• Short task:
Which lines below hold the word "Ἀντίθ"? Copy all of them.

• Entries provided:
# # # # # # #

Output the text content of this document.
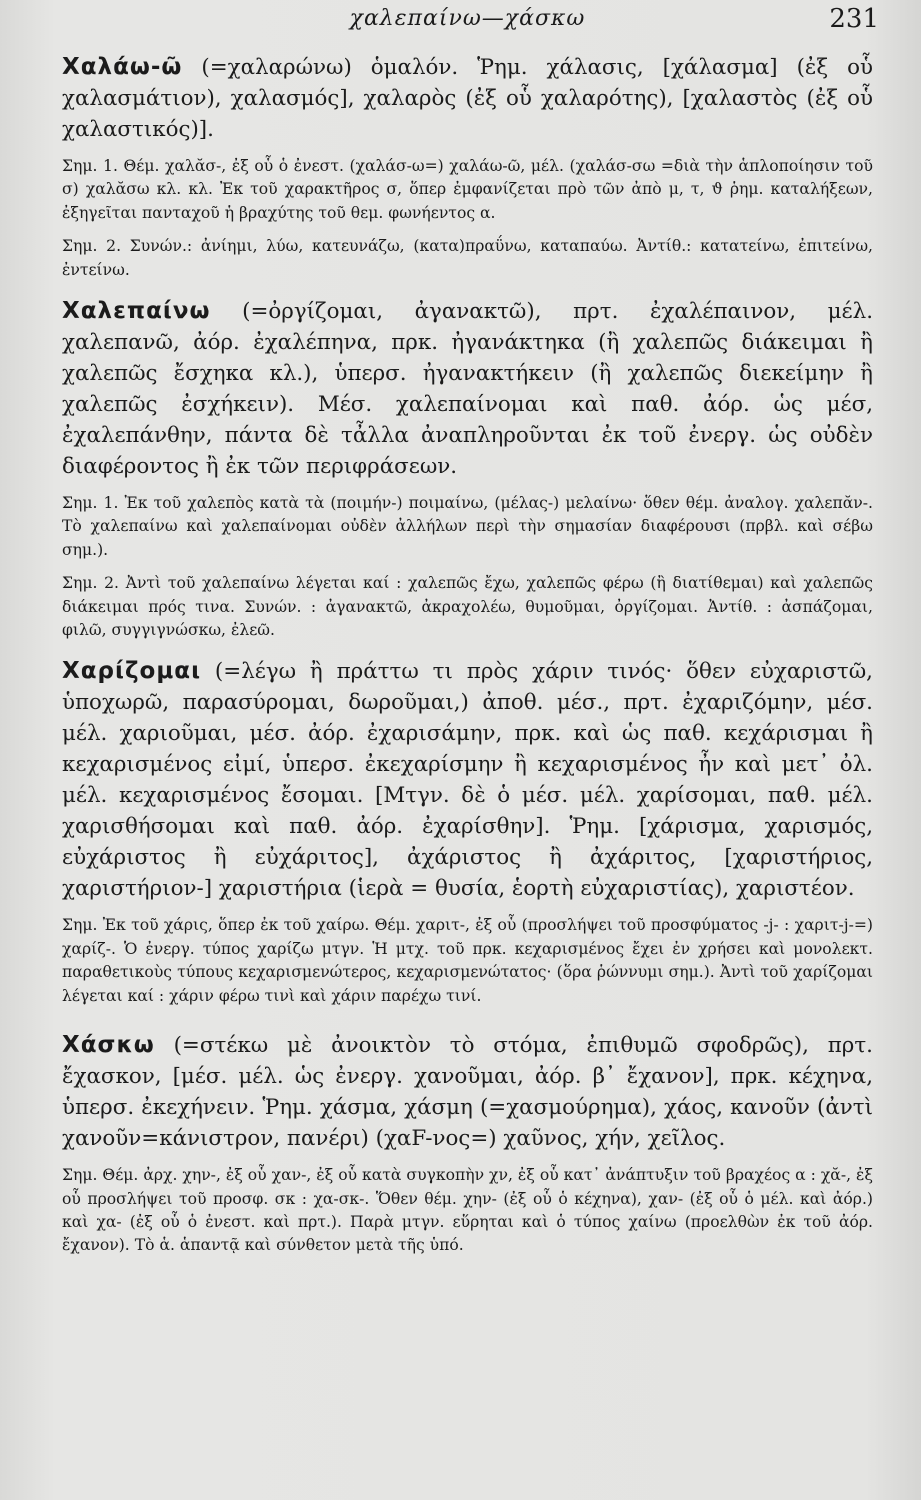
χαλεπαίνω—χάσκω	231

Χαλάω-ῶ (=χαλαρώνω) ὁμαλόν. Ῥημ. χάλασις, [χάλασμα] (ἐξ οὗ χαλασμάτιον), χαλασμός], χαλαρὸς (ἐξ οὗ χαλαρότης), [χαλαστὸς (ἐξ οὗ χαλαστικός)].

Σημ. 1. Θέμ. χαλᾰσ-, ἐξ οὗ ὁ ἐνεστ. (χαλάσ-ω=) χαλάω-ῶ, μέλ. (χαλάσ-σω =διὰ τὴν ἁπλοποίησιν τοῦ σ) χαλᾰσω κλ. κλ. Ἐκ τοῦ χαρακτῆρος σ, ὅπερ ἐμφανίζεται πρὸ τῶν ἀπὸ μ, τ, ϑ ῥημ. καταλήξεων, ἐξηγεῖται πανταχοῦ ἡ βραχύτης τοῦ θεμ. φωνήεντος α.

Σημ. 2. Συνών.: ἀνίημι, λύω, κατευνάζω, (κατα)πραΰνω, καταπαύω. Ἀντίθ.: κατατείνω, ἐπιτείνω, ἐντείνω.

Χαλεπαίνω (=ὀργίζομαι, ἀγανακτῶ), πρτ. ἐχαλέπαινον, μέλ. χαλεπανῶ, ἀόρ. ἐχαλέπηνα, πρκ. ἠγανάκτηκα (ἢ χαλεπῶς διάκειμαι ἢ χαλεπῶς ἔσχηκα κλ.), ὑπερσ. ἠγανακτήκειν (ἢ χαλεπῶς διεκείμην ἢ χαλεπῶς ἐσχήκειν). Μέσ. χαλεπαίνομαι καὶ παθ. ἀόρ. ὡς μέσ, ἐχαλεπάνθην, πάντα δὲ τἆλλα ἀναπληροῦνται ἐκ τοῦ ἐνεργ. ὡς οὐδὲν διαφέροντος ἢ ἐκ τῶν περιφράσεων.

Σημ. 1. Ἐκ τοῦ χαλεπὸς κατὰ τὰ (ποιμήν-) ποιμαίνω, (μέλας-) μελαίνω· ὅθεν θέμ. ἀναλογ. χαλεπᾰν-. Τὸ χαλεπαίνω καὶ χαλεπαίνομαι οὐδὲν ἀλλήλων περὶ τὴν σημασίαν διαφέρουσι (πρβλ. καὶ σέβω σημ.).

Σημ. 2. Ἀντὶ τοῦ χαλεπαίνω λέγεται καί : χαλεπῶς ἔχω, χαλεπῶς φέρω (ἢ διατίθεμαι) καὶ χαλεπῶς διάκειμαι πρός τινα. Συνών. : ἀγανακτῶ, ἀκραχολέω, θυμοῦμαι, ὀργίζομαι. Ἀντίθ. : ἀσπάζομαι, φιλῶ, συγγιγνώσκω, ἐλεῶ.

Χαρίζομαι (=λέγω ἢ πράττω τι πρὸς χάριν τινός· ὅθεν εὐχαριστῶ, ὑποχωρῶ, παρασύρομαι, δωροῦμαι,) ἀποθ. μέσ., πρτ. ἐχαριζόμην, μέσ. μέλ. χαριοῦμαι, μέσ. ἀόρ. ἐχαρισάμην, πρκ. καὶ ὡς παθ. κεχάρισμαι ἢ κεχαρισμένος εἰμί, ὑπερσ. ἐκεχαρίσμην ἢ κεχαρισμένος ἦν καὶ μετ᾽ ὀλ. μέλ. κεχαρισμένος ἔσομαι. [Μτγν. δὲ ὁ μέσ. μέλ. χαρίσομαι, παθ. μέλ. χαρισθήσομαι καὶ παθ. ἀόρ. ἐχαρίσθην]. Ῥημ. [χάρισμα, χαρισμός, εὐχάριστος ἢ εὐχάριτος], ἀχάριστος ἢ ἀχάριτος, [χαριστήριος, χαριστήριον-] χαριστήρια (ἱερὰ = θυσία, ἑορτὴ εὐχαριστίας), χαριστέον.

Σημ. Ἐκ τοῦ χάρις, ὅπερ ἐκ τοῦ χαίρω. Θέμ. χαριτ-, ἐξ οὗ (προσλήψει τοῦ προσφύματος -j- : χαριτ-j-=) χαρίζ-. Ὁ ἐνεργ. τύπος χαρίζω μτγν. Ἡ μτχ. τοῦ πρκ. κεχαρισμένος ἔχει ἐν χρήσει καὶ μονολεκτ. παραθετικοὺς τύπους κεχαρισμενώτερος, κεχαρισμενώτατος· (ὅρα ῥώννυμι σημ.). Ἀντὶ τοῦ χαρίζομαι λέγεται καί : χάριν φέρω τινὶ καὶ χάριν παρέχω τινί.

Χάσκω (=στέκω μὲ ἀνοικτὸν τὸ στόμα, ἐπιθυμῶ σφοδρῶς), πρτ. ἔχασκον, [μέσ. μέλ. ὡς ἐνεργ. χανοῦμαι, ἀόρ. β᾽ ἔχανον], πρκ. κέχηνα, ὑπερσ. ἐκεχήνειν. Ῥημ. χάσμα, χάσμη (=χασμούρημα), χάος, κανοῦν (ἀντὶ χανοῦν=κάνιστρον, πανέρι) (χαF-νος=) χαῦνος, χήν, χεῖλος.

Σημ. Θέμ. ἀρχ. χην-, ἐξ οὗ χαν-, ἐξ οὗ κατὰ συγκοπὴν χν, ἐξ οὗ κατ᾽ ἀνάπτυξιν τοῦ βραχέος α : χᾰ-, ἐξ οὗ προσλήψει τοῦ προσφ. σκ : χα-σκ-. Ὅθεν θέμ. χην- (ἐξ οὗ ὁ κέχηνα), χαν- (ἐξ οὗ ὁ μέλ. καὶ ἀόρ.) καὶ χα- (ἐξ οὗ ὁ ἐνεστ. καὶ πρτ.). Παρὰ μτγν. εὕρηται καὶ ὁ τύπος χαίνω (προελθὼν ἐκ τοῦ ἀόρ. ἔχανον). Τὸ ἁ. ἁπαντᾷ καὶ σύνθετον μετὰ τῆς ὑπό.
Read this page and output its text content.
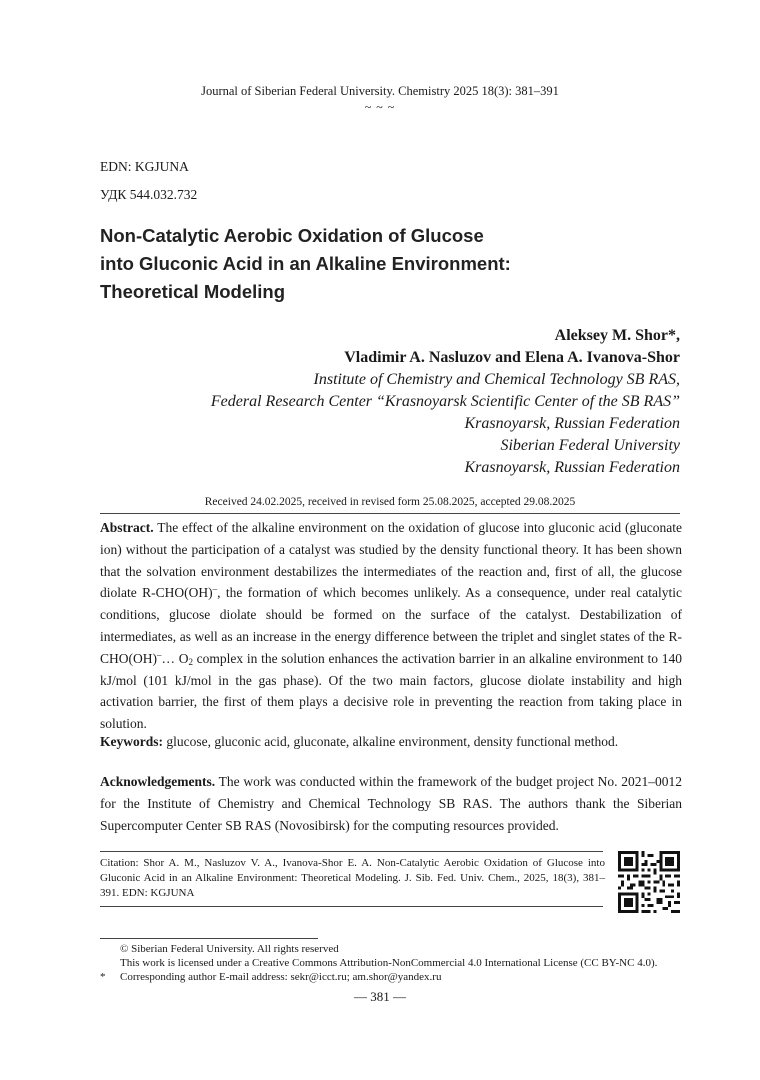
Journal of Siberian Federal University. Chemistry 2025 18(3): 381–391
~ ~ ~
EDN: KGJUNA
УДК 544.032.732
Non-Catalytic Aerobic Oxidation of Glucose
into Gluconic Acid in an Alkaline Environment:
Theoretical Modeling
Aleksey M. Shor*,
Vladimir A. Nasluzov and Elena A. Ivanova-Shor
Institute of Chemistry and Chemical Technology SB RAS,
Federal Research Center “Krasnoyarsk Scientific Center of the SB RAS”
Krasnoyarsk, Russian Federation
Siberian Federal University
Krasnoyarsk, Russian Federation
Received 24.02.2025, received in revised form 25.08.2025, accepted 29.08.2025
Abstract. The effect of the alkaline environment on the oxidation of glucose into gluconic acid (gluconate ion) without the participation of a catalyst was studied by the density functional theory. It has been shown that the solvation environment destabilizes the intermediates of the reaction and, first of all, the glucose diolate R-CHO(OH)–, the formation of which becomes unlikely. As a consequence, under real catalytic conditions, glucose diolate should be formed on the surface of the catalyst. Destabilization of intermediates, as well as an increase in the energy difference between the triplet and singlet states of the R-CHO(OH)–… $O_2$ complex in the solution enhances the activation barrier in an alkaline environment to 140 kJ/mol (101 kJ/mol in the gas phase). Of the two main factors, glucose diolate instability and high activation barrier, the first of them plays a decisive role in preventing the reaction from taking place in solution.
Keywords: glucose, gluconic acid, gluconate, alkaline environment, density functional method.
Acknowledgements. The work was conducted within the framework of the budget project No. 2021–0012 for the Institute of Chemistry and Chemical Technology SB RAS. The authors thank the Siberian Supercomputer Center SB RAS (Novosibirsk) for the computing resources provided.
Citation: Shor A. M., Nasluzov V. A., Ivanova-Shor E. A. Non-Catalytic Aerobic Oxidation of Glucose into Gluconic Acid in an Alkaline Environment: Theoretical Modeling. J. Sib. Fed. Univ. Chem., 2025, 18(3), 381–391. EDN: KGJUNA
© Siberian Federal University. All rights reserved
This work is licensed under a Creative Commons Attribution-NonCommercial 4.0 International License (CC BY-NC 4.0).
*	Corresponding author E-mail address: sekr@icct.ru; am.shor@yandex.ru
— 381 —
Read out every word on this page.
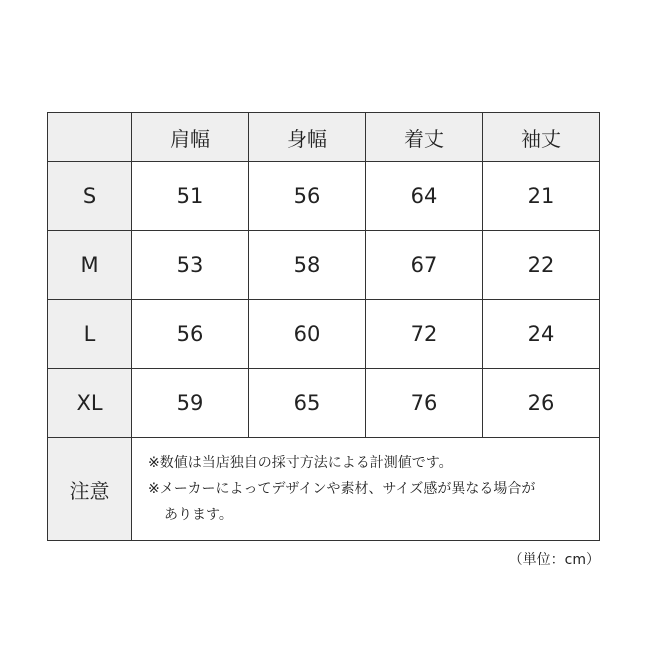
	肩幅	身幅	着丈	袖丈
S	51	56	64	21
M	53	58	67	22
L	56	60	72	24
XL	59	65	76	26
注意	※数値は当店独自の採寸方法による計測値です。
※メーカーによってデザインや素材、サイズ感が異なる場合が
あります。			
（単位：cm）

# # # # # # #

• Output of the exercise:
Σημ. 2. Συνών.: ἀνίημι, λύω, κατευνάζω, (κατα)πραΰνω, καταπαύω. Ἀντίθ.: κατατείνω, ἐπιτείνω, ἐντείνω.
Σημ. 2. Ἀντὶ τοῦ χαλεπαίνω λέγεται καί : χαλεπῶς ἔχω, χαλεπῶς φέρω (ἢ διατίθεμαι) καὶ χαλεπῶς διάκειμαι πρός τινα. Συνών. : ἀγανακτῶ, ἀκραχολέω, θυμοῦμαι, ὀργίζομαι. Ἀντίθ. : ἀσπάζομαι, φιλῶ, συγγιγνώσκω, ἐλεῶ.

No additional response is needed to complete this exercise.